### WHAT THE TASK ASKS
In full and without deviation, write out the entries that follow.

### RECORDS FOR PROCESSING
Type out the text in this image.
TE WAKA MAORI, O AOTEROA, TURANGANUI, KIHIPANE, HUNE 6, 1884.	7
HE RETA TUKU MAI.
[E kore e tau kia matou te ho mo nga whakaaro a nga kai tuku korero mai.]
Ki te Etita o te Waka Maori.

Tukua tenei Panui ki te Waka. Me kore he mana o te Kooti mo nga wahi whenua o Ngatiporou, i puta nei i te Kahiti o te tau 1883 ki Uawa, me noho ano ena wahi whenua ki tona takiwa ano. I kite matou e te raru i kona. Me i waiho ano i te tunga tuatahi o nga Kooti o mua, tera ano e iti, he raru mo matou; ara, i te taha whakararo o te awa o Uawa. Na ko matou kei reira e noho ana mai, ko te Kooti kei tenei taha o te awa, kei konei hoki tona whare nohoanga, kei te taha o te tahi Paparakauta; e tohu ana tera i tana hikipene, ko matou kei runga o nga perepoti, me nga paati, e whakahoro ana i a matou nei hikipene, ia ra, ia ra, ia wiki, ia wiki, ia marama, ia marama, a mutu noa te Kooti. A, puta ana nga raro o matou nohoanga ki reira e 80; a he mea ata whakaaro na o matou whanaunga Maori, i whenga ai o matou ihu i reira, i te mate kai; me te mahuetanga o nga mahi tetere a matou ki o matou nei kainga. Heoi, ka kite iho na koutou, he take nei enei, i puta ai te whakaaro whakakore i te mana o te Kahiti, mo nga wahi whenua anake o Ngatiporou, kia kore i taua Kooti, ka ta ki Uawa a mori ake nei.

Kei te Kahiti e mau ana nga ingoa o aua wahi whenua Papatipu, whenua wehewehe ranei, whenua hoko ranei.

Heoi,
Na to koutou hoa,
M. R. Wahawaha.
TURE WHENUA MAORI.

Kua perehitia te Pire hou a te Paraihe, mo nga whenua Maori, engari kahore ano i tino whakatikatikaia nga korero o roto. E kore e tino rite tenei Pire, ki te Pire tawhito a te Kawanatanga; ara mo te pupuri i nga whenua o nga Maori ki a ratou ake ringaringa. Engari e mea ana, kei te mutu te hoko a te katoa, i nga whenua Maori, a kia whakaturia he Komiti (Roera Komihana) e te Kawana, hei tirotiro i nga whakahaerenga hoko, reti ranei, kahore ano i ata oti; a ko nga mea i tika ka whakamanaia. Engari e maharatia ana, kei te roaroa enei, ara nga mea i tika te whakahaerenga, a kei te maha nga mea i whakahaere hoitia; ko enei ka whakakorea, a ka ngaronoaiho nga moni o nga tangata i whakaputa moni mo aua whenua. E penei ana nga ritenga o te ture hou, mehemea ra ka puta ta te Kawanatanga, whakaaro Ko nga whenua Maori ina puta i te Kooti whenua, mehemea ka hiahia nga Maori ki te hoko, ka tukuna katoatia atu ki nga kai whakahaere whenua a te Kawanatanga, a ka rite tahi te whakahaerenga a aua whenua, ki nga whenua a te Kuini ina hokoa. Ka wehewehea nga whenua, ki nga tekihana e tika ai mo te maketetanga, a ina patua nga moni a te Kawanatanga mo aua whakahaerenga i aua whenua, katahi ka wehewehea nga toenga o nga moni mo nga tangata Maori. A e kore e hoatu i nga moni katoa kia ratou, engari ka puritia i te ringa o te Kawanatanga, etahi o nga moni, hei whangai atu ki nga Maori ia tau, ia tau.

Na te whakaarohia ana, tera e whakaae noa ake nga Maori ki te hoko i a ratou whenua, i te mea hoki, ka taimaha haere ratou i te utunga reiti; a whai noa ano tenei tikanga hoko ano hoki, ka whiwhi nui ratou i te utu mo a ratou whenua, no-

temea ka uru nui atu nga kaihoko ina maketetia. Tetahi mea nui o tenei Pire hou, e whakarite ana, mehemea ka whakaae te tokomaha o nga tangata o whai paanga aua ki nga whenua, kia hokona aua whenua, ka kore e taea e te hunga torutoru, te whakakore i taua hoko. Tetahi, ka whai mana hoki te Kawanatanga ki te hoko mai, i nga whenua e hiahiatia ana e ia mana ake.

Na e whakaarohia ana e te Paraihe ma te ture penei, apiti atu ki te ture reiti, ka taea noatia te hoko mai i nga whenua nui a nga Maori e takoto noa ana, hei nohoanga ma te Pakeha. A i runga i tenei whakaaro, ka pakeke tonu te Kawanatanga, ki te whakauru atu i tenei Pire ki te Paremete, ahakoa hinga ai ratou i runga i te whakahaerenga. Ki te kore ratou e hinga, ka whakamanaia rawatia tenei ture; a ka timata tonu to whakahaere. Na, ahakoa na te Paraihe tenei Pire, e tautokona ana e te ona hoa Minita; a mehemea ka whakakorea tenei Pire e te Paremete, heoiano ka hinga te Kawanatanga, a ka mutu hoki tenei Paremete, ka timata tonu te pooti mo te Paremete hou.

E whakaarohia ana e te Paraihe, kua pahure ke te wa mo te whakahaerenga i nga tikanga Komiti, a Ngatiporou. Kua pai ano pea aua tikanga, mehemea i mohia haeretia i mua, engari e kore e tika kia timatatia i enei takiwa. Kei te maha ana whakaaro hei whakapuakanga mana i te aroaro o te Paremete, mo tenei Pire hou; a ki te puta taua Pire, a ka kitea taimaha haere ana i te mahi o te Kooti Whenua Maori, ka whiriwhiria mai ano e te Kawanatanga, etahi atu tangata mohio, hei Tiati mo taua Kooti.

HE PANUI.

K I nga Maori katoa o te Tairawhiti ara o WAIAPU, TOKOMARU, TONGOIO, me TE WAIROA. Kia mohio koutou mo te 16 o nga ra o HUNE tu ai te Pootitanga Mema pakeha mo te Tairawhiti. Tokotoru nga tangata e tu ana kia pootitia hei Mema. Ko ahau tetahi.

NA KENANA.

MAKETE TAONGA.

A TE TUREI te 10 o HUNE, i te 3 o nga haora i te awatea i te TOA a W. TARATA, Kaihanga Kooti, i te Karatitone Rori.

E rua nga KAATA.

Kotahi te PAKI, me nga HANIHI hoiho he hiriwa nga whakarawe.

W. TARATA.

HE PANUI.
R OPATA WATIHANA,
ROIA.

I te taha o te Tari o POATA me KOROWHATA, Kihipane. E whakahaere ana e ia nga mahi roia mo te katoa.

### EXERCISE RESULT
Type out the text in this image.
TE WAKA MAORI, O AOTEROA, TURANGANUI, KIHIPANE, HUNE 6, 1884.	7
HE RETA TUKU MAI.
[E kore e tau kia matou te ho mo nga whakaaro a nga kai tuku korero mai.]
Ki te Etita o te Waka Maori.

Tukua tenei Panui ki te Waka. Me kore he mana o te Kooti mo nga wahi whenua o Ngatiporou, i puta nei i te Kahiti o te tau 1883 ki Uawa, me noho ano ena wahi whenua ki tona takiwa ano. I kite matou e te raru i kona. Me i waiho ano i te tunga tuatahi o nga Kooti o mua, tera ano e iti, he raru mo matou; ara, i te taha whakararo o te awa o Uawa. Na ko matou kei reira e noho ana mai, ko te Kooti kei tenei taha o te awa, kei konei hoki tona whare nohoanga, kei te taha o te tahi Paparakauta; e tohu ana tera i tana hikipene, ko matou kei runga o nga perepoti, me nga paati, e whakahoro ana i a matou nei hikipene, ia ra, ia ra, ia wiki, ia wiki, ia marama, ia marama, a mutu noa te Kooti. A, puta ana nga raro o matou nohoanga ki reira e 80; a he mea ata whakaaro na o matou whanaunga Maori, i whenga ai o matou ihu i reira, i te mate kai; me te mahuetanga o nga mahi tetere a matou ki o matou nei kainga. Heoi, ka kite iho na koutou, he take nei enei, i puta ai te whakaaro whakakore i te mana o te Kahiti, mo nga wahi whenua anake o Ngatiporou, kia kore i taua Kooti, ka ta ki Uawa a mori ake nei.

Kei te Kahiti e mau ana nga ingoa o aua wahi whenua Papatipu, whenua wehewehe ranei, whenua hoko ranei.

Heoi,
Na to koutou hoa,
M. R. Wahawaha.
TURE WHENUA MAORI.

Kua perehitia te Pire hou a te Paraihe, mo nga whenua Maori, engari kahore ano i tino whakatikatikaia nga korero o roto. E kore e tino rite tenei Pire, ki te Pire tawhito a te Kawanatanga; ara mo te pupuri i nga whenua o nga Maori ki a ratou ake ringaringa. Engari e mea ana, kei te mutu te hoko a te katoa, i nga whenua Maori, a kia whakaturia he Komiti (Roera Komihana) e te Kawana, hei tirotiro i nga whakahaerenga hoko, reti ranei, kahore ano i ata oti; a ko nga mea i tika ka whakamanaia. Engari e maharatia ana, kei te roaroa enei, ara nga mea i tika te whakahaerenga, a kei te maha nga mea i whakahaere hoitia; ko enei ka whakakorea, a ka ngaronoaiho nga moni o nga tangata i whakaputa moni mo aua whenua. E penei ana nga ritenga o te ture hou, mehemea ra ka puta ta te Kawanatanga, whakaaro Ko nga whenua Maori ina puta i te Kooti whenua, mehemea ka hiahia nga Maori ki te hoko, ka tukuna katoatia atu ki nga kai whakahaere whenua a te Kawanatanga, a ka rite tahi te whakahaerenga a aua whenua, ki nga whenua a te Kuini ina hokoa. Ka wehewehea nga whenua, ki nga tekihana e tika ai mo te maketetanga, a ina patua nga moni a te Kawanatanga mo aua whakahaerenga i aua whenua, katahi ka wehewehea nga toenga o nga moni mo nga tangata Maori. A e kore e hoatu i nga moni katoa kia ratou, engari ka puritia i te ringa o te Kawanatanga, etahi o nga moni, hei whangai atu ki nga Maori ia tau, ia tau.

Na te whakaarohia ana, tera e whakaae noa ake nga Maori ki te hoko i a ratou whenua, i te mea hoki, ka taimaha haere ratou i te utunga reiti; a whai noa ano tenei tikanga hoko ano hoki, ka whiwhi nui ratou i te utu mo a ratou whenua, no-

temea ka uru nui atu nga kaihoko ina maketetia. Tetahi mea nui o tenei Pire hou, e whakarite ana, mehemea ka whakaae te tokomaha o nga tangata o whai paanga aua ki nga whenua, kia hokona aua whenua, ka kore e taea e te hunga torutoru, te whakakore i taua hoko. Tetahi, ka whai mana hoki te Kawanatanga ki te hoko mai, i nga whenua e hiahiatia ana e ia mana ake.

Na e whakaarohia ana e te Paraihe ma te ture penei, apiti atu ki te ture reiti, ka taea noatia te hoko mai i nga whenua nui a nga Maori e takoto noa ana, hei nohoanga ma te Pakeha. A i runga i tenei whakaaro, ka pakeke tonu te Kawanatanga, ki te whakauru atu i tenei Pire ki te Paremete, ahakoa hinga ai ratou i runga i te whakahaerenga. Ki te kore ratou e hinga, ka whakamanaia rawatia tenei ture; a ka timata tonu to whakahaere. Na, ahakoa na te Paraihe tenei Pire, e tautokona ana e te ona hoa Minita; a mehemea ka whakakorea tenei Pire e te Paremete, heoiano ka hinga te Kawanatanga, a ka mutu hoki tenei Paremete, ka timata tonu te pooti mo te Paremete hou.

E whakaarohia ana e te Paraihe, kua pahure ke te wa mo te whakahaerenga i nga tikanga Komiti, a Ngatiporou. Kua pai ano pea aua tikanga, mehemea i mohia haeretia i mua, engari e kore e tika kia timatatia i enei takiwa. Kei te maha ana whakaaro hei whakapuakanga mana i te aroaro o te Paremete, mo tenei Pire hou; a ki te puta taua Pire, a ka kitea taimaha haere ana i te mahi o te Kooti Whenua Maori, ka whiriwhiria mai ano e te Kawanatanga, etahi atu tangata mohio, hei Tiati mo taua Kooti.

HE PANUI.

K I nga Maori katoa o te Tairawhiti ara o WAIAPU, TOKOMARU, TONGOIO, me TE WAIROA. Kia mohio koutou mo te 16 o nga ra o HUNE tu ai te Pootitanga Mema pakeha mo te Tairawhiti. Tokotoru nga tangata e tu ana kia pootitia hei Mema. Ko ahau tetahi.

NA KENANA.

MAKETE TAONGA.

A TE TUREI te 10 o HUNE, i te 3 o nga haora i te awatea i te TOA a W. TARATA, Kaihanga Kooti, i te Karatitone Rori.

E rua nga KAATA.

Kotahi te PAKI, me nga HANIHI hoiho he hiriwa nga whakarawe.

W. TARATA.

HE PANUI.
R OPATA WATIHANA,
ROIA.

I te taha o te Tari o POATA me KOROWHATA, Kihipane. E whakahaere ana e ia nga mahi roia mo te katoa.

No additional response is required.